Your task is to copy every record exactly.

__Record set__.
##########
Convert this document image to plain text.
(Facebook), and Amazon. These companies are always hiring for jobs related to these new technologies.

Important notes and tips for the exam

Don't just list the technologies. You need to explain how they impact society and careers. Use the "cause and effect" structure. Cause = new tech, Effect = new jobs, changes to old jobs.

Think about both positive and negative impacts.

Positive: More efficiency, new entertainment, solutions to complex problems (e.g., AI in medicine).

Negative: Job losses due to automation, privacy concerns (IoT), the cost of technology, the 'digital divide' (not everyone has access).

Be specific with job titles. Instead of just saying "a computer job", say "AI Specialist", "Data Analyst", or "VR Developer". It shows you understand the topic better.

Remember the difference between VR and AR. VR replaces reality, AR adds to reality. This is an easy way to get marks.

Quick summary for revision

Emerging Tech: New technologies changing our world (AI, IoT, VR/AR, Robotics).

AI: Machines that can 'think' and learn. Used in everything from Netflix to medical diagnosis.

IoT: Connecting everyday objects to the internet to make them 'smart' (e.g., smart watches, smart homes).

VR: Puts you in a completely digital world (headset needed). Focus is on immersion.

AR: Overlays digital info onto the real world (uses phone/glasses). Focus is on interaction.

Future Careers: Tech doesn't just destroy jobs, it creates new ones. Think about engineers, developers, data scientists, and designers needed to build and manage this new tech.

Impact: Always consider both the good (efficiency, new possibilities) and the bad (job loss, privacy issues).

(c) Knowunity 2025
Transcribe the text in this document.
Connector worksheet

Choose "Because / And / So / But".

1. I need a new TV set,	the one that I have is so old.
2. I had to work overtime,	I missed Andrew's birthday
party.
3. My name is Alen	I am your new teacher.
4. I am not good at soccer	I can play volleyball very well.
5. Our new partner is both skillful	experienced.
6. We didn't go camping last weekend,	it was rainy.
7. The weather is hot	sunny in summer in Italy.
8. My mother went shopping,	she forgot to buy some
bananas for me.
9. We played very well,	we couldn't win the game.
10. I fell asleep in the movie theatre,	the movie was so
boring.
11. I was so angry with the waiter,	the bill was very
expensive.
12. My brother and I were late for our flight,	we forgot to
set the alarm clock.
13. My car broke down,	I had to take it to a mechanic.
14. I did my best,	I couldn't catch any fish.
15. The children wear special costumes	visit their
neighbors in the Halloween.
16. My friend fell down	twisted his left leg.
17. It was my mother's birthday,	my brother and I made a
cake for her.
##########
__Response to the exercise__.
Convert this document image to plain text.
(Facebook), and Amazon. These companies are always hiring for jobs related to these new technologies.

Important notes and tips for the exam

Don't just list the technologies. You need to explain how they impact society and careers. Use the "cause and effect" structure. Cause = new tech, Effect = new jobs, changes to old jobs.

Think about both positive and negative impacts.

Positive: More efficiency, new entertainment, solutions to complex problems (e.g., AI in medicine).

Negative: Job losses due to automation, privacy concerns (IoT), the cost of technology, the 'digital divide' (not everyone has access).

Be specific with job titles. Instead of just saying "a computer job", say "AI Specialist", "Data Analyst", or "VR Developer". It shows you understand the topic better.

Remember the difference between VR and AR. VR replaces reality, AR adds to reality. This is an easy way to get marks.

Quick summary for revision

Emerging Tech: New technologies changing our world (AI, IoT, VR/AR, Robotics).

AI: Machines that can 'think' and learn. Used in everything from Netflix to medical diagnosis.

IoT: Connecting everyday objects to the internet to make them 'smart' (e.g., smart watches, smart homes).

VR: Puts you in a completely digital world (headset needed). Focus is on immersion.

AR: Overlays digital info onto the real world (uses phone/glasses). Focus is on interaction.

Future Careers: Tech doesn't just destroy jobs, it creates new ones. Think about engineers, developers, data scientists, and designers needed to build and manage this new tech.

Impact: Always consider both the good (efficiency, new possibilities) and the bad (job loss, privacy issues).

(c) Knowunity 2025
Transcribe the text in this document.
Connector worksheet

Choose "Because / And / So / But".

1. I need a new TV set,	the one that I have is so old.
2. I had to work overtime,	I missed Andrew's birthday
party.
3. My name is Alen	I am your new teacher.
4. I am not good at soccer	I can play volleyball very well.
5. Our new partner is both skillful	experienced.
6. We didn't go camping last weekend,	it was rainy.
7. The weather is hot	sunny in summer in Italy.
8. My mother went shopping,	she forgot to buy some
bananas for me.
9. We played very well,	we couldn't win the game.
10. I fell asleep in the movie theatre,	the movie was so
boring.
11. I was so angry with the waiter,	the bill was very
expensive.
12. My brother and I were late for our flight,	we forgot to
set the alarm clock.
13. My car broke down,	I had to take it to a mechanic.
14. I did my best,	I couldn't catch any fish.
15. The children wear special costumes	visit their
neighbors in the Halloween.
16. My friend fell down	twisted his left leg.
17. It was my mother's birthday,	my brother and I made a
cake for her.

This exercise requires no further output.